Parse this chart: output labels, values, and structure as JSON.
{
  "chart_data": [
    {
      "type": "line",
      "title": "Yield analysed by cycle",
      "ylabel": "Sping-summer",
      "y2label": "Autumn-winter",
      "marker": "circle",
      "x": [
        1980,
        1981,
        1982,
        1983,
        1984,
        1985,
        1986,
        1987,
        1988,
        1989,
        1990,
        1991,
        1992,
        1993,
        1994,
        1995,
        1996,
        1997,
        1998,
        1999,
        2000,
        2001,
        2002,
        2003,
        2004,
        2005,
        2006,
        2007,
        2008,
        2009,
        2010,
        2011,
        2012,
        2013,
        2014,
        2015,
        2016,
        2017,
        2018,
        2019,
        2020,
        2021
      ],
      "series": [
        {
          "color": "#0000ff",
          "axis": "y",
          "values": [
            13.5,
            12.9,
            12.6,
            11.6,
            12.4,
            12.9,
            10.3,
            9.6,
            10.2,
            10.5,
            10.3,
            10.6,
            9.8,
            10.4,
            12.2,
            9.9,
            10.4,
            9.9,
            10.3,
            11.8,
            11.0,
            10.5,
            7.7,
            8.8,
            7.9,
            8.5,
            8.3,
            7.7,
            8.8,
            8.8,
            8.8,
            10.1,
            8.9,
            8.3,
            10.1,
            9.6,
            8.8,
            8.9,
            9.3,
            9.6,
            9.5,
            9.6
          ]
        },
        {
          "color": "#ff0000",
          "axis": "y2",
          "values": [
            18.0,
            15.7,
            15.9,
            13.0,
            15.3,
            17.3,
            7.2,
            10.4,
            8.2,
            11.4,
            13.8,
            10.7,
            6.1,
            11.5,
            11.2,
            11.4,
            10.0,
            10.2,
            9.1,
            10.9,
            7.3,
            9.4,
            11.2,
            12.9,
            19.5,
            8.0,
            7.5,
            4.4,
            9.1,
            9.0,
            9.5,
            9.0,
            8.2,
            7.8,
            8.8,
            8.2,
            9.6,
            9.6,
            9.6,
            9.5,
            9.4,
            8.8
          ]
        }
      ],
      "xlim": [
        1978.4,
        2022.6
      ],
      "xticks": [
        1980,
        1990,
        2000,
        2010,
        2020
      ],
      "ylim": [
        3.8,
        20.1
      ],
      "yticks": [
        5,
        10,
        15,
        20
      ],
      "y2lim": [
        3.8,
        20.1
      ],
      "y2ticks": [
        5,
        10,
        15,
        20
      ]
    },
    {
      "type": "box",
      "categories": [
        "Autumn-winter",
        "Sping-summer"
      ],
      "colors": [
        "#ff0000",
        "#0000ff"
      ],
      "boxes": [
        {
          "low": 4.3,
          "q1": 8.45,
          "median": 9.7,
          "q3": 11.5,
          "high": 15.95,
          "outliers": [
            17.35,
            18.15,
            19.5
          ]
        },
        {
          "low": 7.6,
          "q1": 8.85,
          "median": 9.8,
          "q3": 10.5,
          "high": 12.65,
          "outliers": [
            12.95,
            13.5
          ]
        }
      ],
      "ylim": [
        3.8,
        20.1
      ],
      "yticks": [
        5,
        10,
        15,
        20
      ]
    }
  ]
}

= = = = =

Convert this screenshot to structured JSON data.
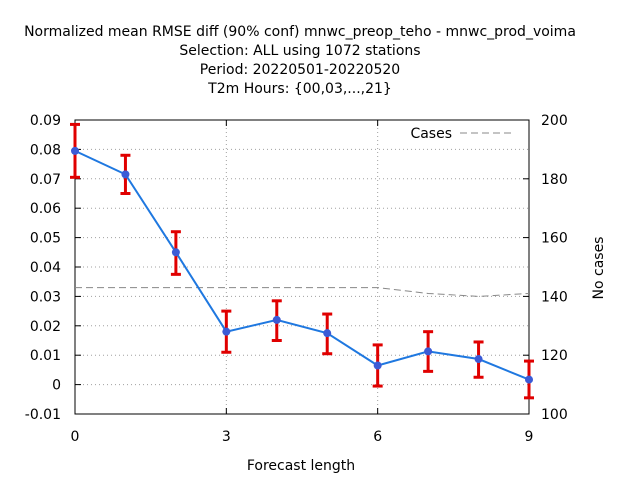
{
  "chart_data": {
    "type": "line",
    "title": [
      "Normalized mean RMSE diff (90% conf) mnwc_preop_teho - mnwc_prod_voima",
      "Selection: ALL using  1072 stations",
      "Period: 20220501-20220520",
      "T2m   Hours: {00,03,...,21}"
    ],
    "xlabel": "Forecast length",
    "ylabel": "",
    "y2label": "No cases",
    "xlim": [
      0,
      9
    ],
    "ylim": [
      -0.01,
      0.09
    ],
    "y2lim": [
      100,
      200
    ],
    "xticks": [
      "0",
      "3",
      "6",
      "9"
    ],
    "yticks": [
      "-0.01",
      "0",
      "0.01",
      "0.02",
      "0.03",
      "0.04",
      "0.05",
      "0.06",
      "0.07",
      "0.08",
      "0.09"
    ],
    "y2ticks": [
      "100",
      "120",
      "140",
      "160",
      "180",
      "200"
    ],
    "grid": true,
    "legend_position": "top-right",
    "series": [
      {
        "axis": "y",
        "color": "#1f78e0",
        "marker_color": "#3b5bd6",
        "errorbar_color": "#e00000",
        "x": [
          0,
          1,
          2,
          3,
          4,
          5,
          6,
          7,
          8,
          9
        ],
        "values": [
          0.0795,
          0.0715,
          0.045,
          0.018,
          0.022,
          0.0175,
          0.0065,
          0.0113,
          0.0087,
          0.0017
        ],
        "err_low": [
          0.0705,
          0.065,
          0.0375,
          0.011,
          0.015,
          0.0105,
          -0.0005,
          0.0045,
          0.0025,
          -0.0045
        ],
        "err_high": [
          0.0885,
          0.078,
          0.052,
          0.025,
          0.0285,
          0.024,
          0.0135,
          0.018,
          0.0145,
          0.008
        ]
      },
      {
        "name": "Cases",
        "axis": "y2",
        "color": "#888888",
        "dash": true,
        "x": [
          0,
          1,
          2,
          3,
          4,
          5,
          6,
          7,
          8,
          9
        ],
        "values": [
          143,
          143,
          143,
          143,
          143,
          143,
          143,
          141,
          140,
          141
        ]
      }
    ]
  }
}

= = = = =

• _GIVEN INSTRUCTION_
Gather, from the listing above, every line carrying the word "winter".

• _RESULT FOR THIS TASK_
      "y2label": "Autumn-winter",
        "Autumn-winter",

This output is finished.